---------- DATA FOR PROCESSING
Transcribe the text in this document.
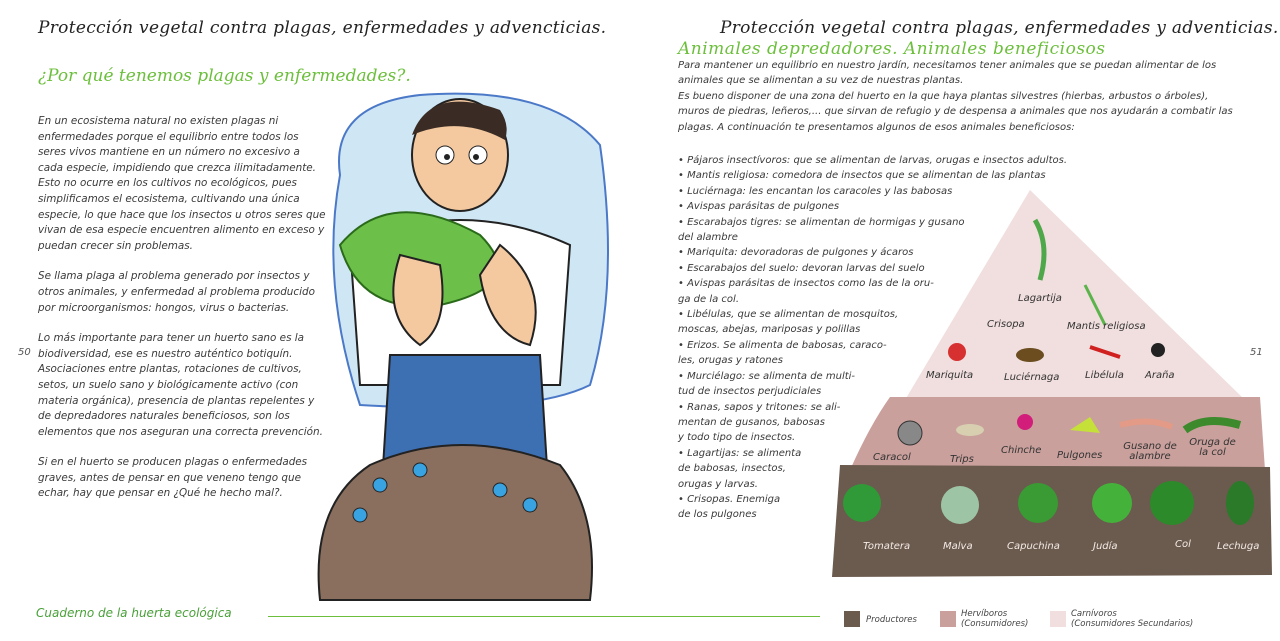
Protección vegetal contra plagas, enfermedades y advencticias.
¿Por qué tenemos plagas y enfermedades?.

En un ecosistema natural no existen plagas ni enfermedades porque el equilibrio entre todos los seres vivos mantiene en un número no excesivo a cada especie, impidiendo que crezca ilimitadamente. Esto no ocurre en los cultivos no ecológicos, pues simplificamos el ecosistema, cultivando una única especie, lo que hace que los insectos u otros seres que vivan de esa especie encuentren alimento en exceso y puedan crecer sin problemas.

Se llama plaga al problema generado por insectos y otros animales, y enfermedad al problema producido por microorganismos: hongos, virus o bacterias.

Lo más importante para tener un huerto sano es la biodiversidad, ese es nuestro auténtico botiquín. Asociaciones entre plantas, rotaciones de cultivos, setos, un suelo sano y biológicamente activo (con materia orgánica), presencia de plantas repelentes y de depredadores naturales beneficiosos, son los elementos que nos aseguran una correcta prevención.

Si en el huerto se producen plagas o enfermedades graves, antes de pensar en que veneno tengo que echar, hay que pensar en ¿Qué he hecho mal?.

50
Cuaderno de la huerta ecológica
Protección vegetal contra plagas, enfermedades y adventicias.
Animales depredadores. Animales beneficiosos

Para mantener un equilibrio en nuestro jardín, necesitamos tener animales que se puedan alimentar de los animales que se alimentan a su vez de nuestras plantas.

Es bueno disponer de una zona del huerto en la que haya plantas silvestres (hierbas, arbustos o árboles), muros de piedras, leñeros,... que sirvan de refugio y de despensa a animales que nos ayudarán a combatir las plagas. A continuación te presentamos algunos de esos animales beneficiosos:

51
Lagartija
Crisopa	Mantis religiosa
Mariquita	Luciérnaga	Libélula Araña
Caracol	Trips
Chinche Pulgones
Gusano de alambre
Oruga de la col
Tomatera	Malva	Capuchina	Judía	Col	Lechuga
• Pájaros insectívoros: que se alimentan de larvas, orugas e insectos adultos.
• Mantis religiosa: comedora de insectos que se alimentan de las plantas
• Luciérnaga: les encantan los caracoles y las babosas
• Avispas parásitas de pulgones
• Escarabajos tigres: se alimentan de hormigas y gusano
del alambre
• Mariquita: devoradoras de pulgones y ácaros
• Escarabajos del suelo: devoran larvas del suelo
• Avispas parásitas de insectos como las de la oru-
ga de la col.
• Libélulas, que se alimentan de mosquitos,
moscas, abejas, mariposas y polillas
• Erizos. Se alimenta de babosas, caraco-
les, orugas y ratones
• Murciélago: se alimenta de multi-
tud de insectos perjudiciales
• Ranas, sapos y tritones: se ali-
mentan de gusanos, babosas
y todo tipo de insectos.
• Lagartijas: se alimenta
de babosas, insectos,
orugas y larvas.
• Crisopas. Enemiga
de los pulgones
Productores
Hervíboros
(Consumidores)
Carnívoros
(Consumidores Secundarios)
--------------------
> [TRY IT] State the number of lines in the records above that contain the string "religiosa", and give nothing else.

> [SOLUTION FOR THIS PROBLEM] 2